Short exercise:
Collect each line of the entries that holds the string "value".

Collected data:
++++++++++

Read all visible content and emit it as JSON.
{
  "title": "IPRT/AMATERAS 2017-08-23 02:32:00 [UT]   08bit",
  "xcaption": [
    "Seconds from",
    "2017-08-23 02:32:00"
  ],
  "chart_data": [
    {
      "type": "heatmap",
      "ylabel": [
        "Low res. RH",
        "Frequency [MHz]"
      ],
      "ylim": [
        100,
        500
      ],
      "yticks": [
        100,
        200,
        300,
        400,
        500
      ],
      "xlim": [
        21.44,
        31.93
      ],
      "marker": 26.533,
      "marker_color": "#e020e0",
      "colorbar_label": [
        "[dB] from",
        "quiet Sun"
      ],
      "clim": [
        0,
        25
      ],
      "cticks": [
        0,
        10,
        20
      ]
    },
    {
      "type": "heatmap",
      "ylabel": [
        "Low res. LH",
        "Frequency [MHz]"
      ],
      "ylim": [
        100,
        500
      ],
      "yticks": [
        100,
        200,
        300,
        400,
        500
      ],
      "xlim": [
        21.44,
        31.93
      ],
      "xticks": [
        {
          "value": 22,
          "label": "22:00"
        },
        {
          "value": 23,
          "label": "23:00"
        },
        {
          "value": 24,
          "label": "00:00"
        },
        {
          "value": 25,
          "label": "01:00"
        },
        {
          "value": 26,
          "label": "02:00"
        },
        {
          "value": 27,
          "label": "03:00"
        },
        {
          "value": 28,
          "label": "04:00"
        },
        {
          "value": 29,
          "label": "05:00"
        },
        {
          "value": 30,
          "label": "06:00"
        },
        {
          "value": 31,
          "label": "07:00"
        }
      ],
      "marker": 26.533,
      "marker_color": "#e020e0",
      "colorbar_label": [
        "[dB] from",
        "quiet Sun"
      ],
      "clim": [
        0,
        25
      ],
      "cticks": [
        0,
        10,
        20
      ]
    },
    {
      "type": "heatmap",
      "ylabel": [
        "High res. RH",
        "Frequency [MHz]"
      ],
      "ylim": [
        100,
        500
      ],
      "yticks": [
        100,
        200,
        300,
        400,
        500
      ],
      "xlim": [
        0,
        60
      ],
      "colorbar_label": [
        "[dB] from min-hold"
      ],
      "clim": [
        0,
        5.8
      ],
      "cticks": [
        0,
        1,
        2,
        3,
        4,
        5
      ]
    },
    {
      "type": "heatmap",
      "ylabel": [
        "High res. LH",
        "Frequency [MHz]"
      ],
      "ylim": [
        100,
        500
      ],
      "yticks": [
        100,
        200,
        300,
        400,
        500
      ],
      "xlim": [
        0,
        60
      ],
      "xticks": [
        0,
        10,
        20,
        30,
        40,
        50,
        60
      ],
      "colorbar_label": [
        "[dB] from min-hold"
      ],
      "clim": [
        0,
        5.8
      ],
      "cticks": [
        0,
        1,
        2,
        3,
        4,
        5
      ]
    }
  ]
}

++++++++++

Written answer:
          "value": 22,
          "value": 23,
          "value": 24,
          "value": 25,
          "value": 26,
          "value": 27,
          "value": 28,
          "value": 29,
          "value": 30,
          "value": 31,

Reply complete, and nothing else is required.